Data records:
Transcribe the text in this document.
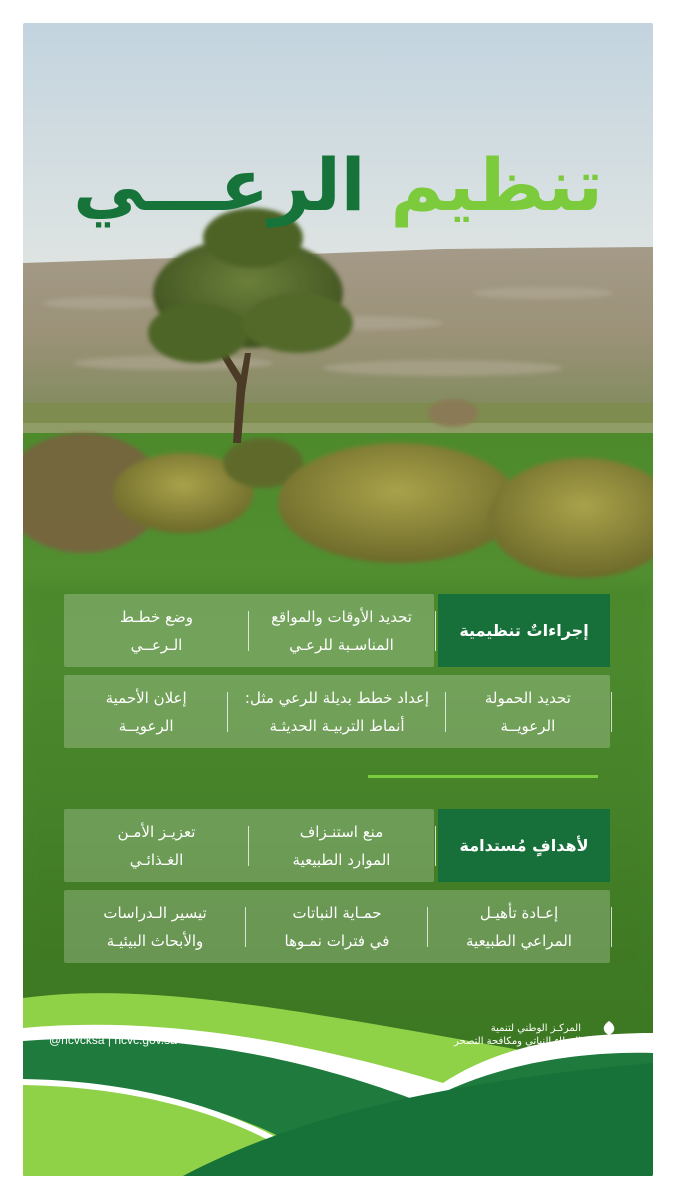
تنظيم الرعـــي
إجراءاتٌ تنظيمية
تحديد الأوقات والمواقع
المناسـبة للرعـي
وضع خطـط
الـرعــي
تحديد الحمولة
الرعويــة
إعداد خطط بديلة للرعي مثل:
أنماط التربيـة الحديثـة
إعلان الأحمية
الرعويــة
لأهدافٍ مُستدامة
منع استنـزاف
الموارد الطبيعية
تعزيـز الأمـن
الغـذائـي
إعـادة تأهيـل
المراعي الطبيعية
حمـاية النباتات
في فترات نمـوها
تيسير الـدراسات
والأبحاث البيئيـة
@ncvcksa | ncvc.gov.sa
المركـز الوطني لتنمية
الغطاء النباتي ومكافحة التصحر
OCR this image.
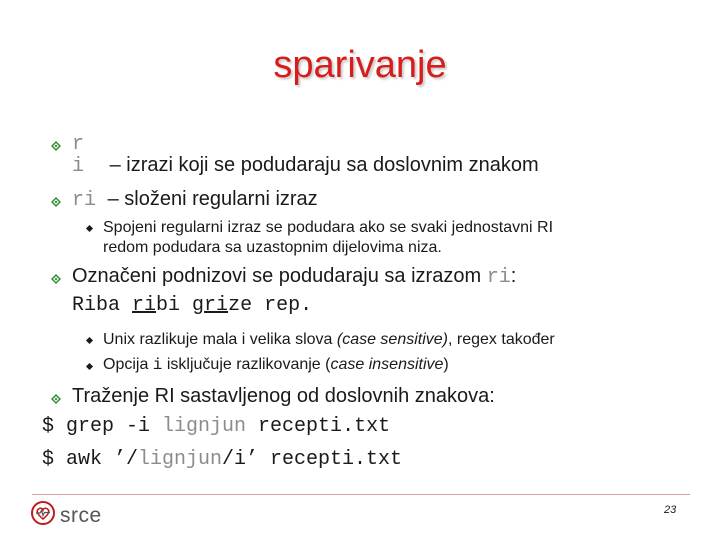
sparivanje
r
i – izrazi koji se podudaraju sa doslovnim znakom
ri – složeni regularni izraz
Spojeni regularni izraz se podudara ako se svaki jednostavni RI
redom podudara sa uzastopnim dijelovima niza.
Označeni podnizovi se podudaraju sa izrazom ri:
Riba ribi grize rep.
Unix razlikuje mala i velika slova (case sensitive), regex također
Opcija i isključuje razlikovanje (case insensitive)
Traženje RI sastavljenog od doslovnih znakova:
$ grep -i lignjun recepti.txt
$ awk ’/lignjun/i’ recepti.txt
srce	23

**DO THIS:** Go through the data above and find the lines with the word "الطبيعية". Copy each of those lines.

**THE ANSWER:**
الموارد الطبيعية
المراعي الطبيعية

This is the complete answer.